[SIZE=+2]How To Get Your Kids to Read This Summer[/SIZE] by Gwynne Spencer
Are you one of those parents who say they want their kids to spend more time reading this summer? Are you one of those teachers that sends home carefully prepared lists of suggested titles that end up in the kitchen junk drawer? What's the answer? Here are ten solutions. 1. Take your kids to where books live--the library--at least once a week. Plan to spend at least an hour while the kids browse, explore and peruse. It may only take an adult ten minutes to choose a book, but they are KIDS--they still quake at the thought of Conan the Librarian attacking them because they don't know their Dewey Decimal system.
2. Sign the kids up for the local library summer reading program and get them there for the events each week. If you're going to do battle with the one-eyed monster, it's going to take a little effort and gasoline.
3. Take kids to the bookstore. Go at least once every other week. It can be a used store, a big store, a little local store, but buy them a book now and then. In our relentelessly consumer-oriented world, if you love it, you buy it.
4. Read aloud to your kids, no matter how old they are, every day. Share something you love or something they love, but read to them. Car trips are an especially good time to do this, when you have a captive audience. You never outgrow the need to be read to!
5. Whenever you can connect books to food, DO IT! "What's Cooking in Children's Literature" (Linworth Publishing, 800/786-5017) has hundreds of book-related recipes.
6. Be a media monster--Take books on tape whenever you go on a trip. Some libraries have free tapes to lend. Don't rent book-based videos until after the kids have read the books. Cut the plug off the television. It's a drug. Limit computer game time to equal reading minutes.

● ● ●

• Questions to answer:
1. Decide whether each statement below agrees with the article on getting kids to read this summer. Answer yes or no for each, and quote the words from the article that settle it.
(a) The article recommends going to the bookstore at least once a week.
(b) The article names car trips as a good time to read aloud.
(c) The article advises renting book-based videos before the kids read the books.
2. Write out the article on getting kids to read this summer from "4. Read aloud" to "be read to!".
3. Continue the article on getting kids to read this summer from the point where it stops.

● ● ●

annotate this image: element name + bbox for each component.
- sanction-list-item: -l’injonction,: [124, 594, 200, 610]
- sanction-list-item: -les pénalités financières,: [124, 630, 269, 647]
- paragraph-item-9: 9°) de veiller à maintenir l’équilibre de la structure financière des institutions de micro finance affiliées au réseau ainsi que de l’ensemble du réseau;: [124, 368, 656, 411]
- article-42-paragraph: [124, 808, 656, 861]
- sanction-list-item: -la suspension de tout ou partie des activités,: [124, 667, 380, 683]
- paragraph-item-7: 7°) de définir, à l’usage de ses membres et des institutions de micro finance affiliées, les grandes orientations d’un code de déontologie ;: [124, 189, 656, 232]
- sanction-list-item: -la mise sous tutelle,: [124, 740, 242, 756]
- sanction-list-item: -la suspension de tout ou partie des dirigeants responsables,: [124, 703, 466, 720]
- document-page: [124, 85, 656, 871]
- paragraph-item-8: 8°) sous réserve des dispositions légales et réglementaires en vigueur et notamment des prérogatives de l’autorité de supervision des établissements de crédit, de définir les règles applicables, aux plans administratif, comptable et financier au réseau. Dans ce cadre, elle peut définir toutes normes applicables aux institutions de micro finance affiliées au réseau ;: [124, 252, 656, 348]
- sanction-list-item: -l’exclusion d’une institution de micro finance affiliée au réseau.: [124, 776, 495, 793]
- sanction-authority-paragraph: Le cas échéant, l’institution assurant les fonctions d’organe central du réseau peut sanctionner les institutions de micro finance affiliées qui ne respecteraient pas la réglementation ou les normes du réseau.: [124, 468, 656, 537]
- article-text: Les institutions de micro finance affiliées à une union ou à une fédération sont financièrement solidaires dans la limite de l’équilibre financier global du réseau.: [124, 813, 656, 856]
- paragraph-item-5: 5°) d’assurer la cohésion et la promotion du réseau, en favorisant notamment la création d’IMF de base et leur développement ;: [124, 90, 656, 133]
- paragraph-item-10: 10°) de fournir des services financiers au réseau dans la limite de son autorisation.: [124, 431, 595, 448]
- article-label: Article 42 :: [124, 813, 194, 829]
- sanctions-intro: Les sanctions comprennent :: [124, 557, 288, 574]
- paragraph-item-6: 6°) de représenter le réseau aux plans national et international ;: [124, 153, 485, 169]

● ● ●

• Answers given:
1.
(a) No: "Go at least once every other week."
(b) Yes: "Car trips are an especially good time to do this, when you have a captive audience."
(c) No: "Don't rent book-based videos until after the kids have read the books."

2.
4. Read aloud to your kids, no matter how old they are, every day. Share something you love or something they love, but read to them. Car trips are an especially good time to do this, when you have a captive audience. You never outgrow the need to be read to!

3.
7. Host kid book clubs for youngsters to discuss their favorite books. Provide pizza, drinks, dessert, tea, and give readers a chance to sit around and talk about their favorite authors and books.
8. Do you have books in the car, books stacked up in front of the television, books in the bathroom (especially dictionaries), books in the kitchen (especially on the microwave), books in the bedroom, books everywhere the kids sit still during the summer?
9. Don't make kids "finish what they start" reading! It will not build their love for that author or title. Instead, set a good example. Read while you nuke your coffee. Read while you are waiting for the carpool. Read while you are sitting with the TV off. Read when you're at the pool. Read while you're at the veterinarian's office. Tell them about what you're reading. Make it safe and fashionable to talk about books, about reading, about authors, about literature.
10. Keep a list on the refrigerator of the books each person in the family has read this summer.